Task to carry out
Copy out all the entries word for word.

Stored data entries:
# # # #
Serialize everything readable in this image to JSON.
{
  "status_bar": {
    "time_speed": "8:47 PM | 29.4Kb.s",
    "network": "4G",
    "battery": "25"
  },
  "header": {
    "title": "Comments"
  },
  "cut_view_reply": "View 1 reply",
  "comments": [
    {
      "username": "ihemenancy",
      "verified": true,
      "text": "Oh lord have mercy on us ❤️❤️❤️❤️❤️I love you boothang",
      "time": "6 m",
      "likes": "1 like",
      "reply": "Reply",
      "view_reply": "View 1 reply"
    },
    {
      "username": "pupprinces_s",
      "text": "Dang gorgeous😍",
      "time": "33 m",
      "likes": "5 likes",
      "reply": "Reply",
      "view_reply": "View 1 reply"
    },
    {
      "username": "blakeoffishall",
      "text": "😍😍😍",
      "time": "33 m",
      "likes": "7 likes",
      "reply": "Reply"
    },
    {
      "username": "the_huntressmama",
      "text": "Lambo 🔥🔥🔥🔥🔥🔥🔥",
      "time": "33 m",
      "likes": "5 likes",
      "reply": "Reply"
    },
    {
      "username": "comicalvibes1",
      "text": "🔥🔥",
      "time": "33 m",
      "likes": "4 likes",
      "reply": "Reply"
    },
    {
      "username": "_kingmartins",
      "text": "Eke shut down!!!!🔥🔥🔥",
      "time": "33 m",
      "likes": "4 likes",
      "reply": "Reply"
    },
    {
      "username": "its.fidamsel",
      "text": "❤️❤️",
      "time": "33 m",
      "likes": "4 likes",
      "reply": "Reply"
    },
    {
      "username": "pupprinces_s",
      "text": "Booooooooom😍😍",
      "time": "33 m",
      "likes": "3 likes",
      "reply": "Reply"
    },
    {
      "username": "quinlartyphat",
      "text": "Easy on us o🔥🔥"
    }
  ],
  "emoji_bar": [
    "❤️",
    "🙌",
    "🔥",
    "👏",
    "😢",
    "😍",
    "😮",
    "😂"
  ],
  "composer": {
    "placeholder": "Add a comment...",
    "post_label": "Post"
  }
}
# # # #
Output for this exercise
Serialize everything readable in this image to JSON.
{
  "status_bar": {
    "time_speed": "8:47 PM | 29.4Kb.s",
    "network": "4G",
    "battery": "25"
  },
  "header": {
    "title": "Comments"
  },
  "cut_view_reply": "View 1 reply",
  "comments": [
    {
      "username": "ihemenancy",
      "verified": true,
      "text": "Oh lord have mercy on us ❤️❤️❤️❤️❤️I love you boothang",
      "time": "6 m",
      "likes": "1 like",
      "reply": "Reply",
      "view_reply": "View 1 reply"
    },
    {
      "username": "pupprinces_s",
      "text": "Dang gorgeous😍",
      "time": "33 m",
      "likes": "5 likes",
      "reply": "Reply",
      "view_reply": "View 1 reply"
    },
    {
      "username": "blakeoffishall",
      "text": "😍😍😍",
      "time": "33 m",
      "likes": "7 likes",
      "reply": "Reply"
    },
    {
      "username": "the_huntressmama",
      "text": "Lambo 🔥🔥🔥🔥🔥🔥🔥",
      "time": "33 m",
      "likes": "5 likes",
      "reply": "Reply"
    },
    {
      "username": "comicalvibes1",
      "text": "🔥🔥",
      "time": "33 m",
      "likes": "4 likes",
      "reply": "Reply"
    },
    {
      "username": "_kingmartins",
      "text": "Eke shut down!!!!🔥🔥🔥",
      "time": "33 m",
      "likes": "4 likes",
      "reply": "Reply"
    },
    {
      "username": "its.fidamsel",
      "text": "❤️❤️",
      "time": "33 m",
      "likes": "4 likes",
      "reply": "Reply"
    },
    {
      "username": "pupprinces_s",
      "text": "Booooooooom😍😍",
      "time": "33 m",
      "likes": "3 likes",
      "reply": "Reply"
    },
    {
      "username": "quinlartyphat",
      "text": "Easy on us o🔥🔥"
    }
  ],
  "emoji_bar": [
    "❤️",
    "🙌",
    "🔥",
    "👏",
    "😢",
    "😍",
    "😮",
    "😂"
  ],
  "composer": {
    "placeholder": "Add a comment...",
    "post_label": "Post"
  }
}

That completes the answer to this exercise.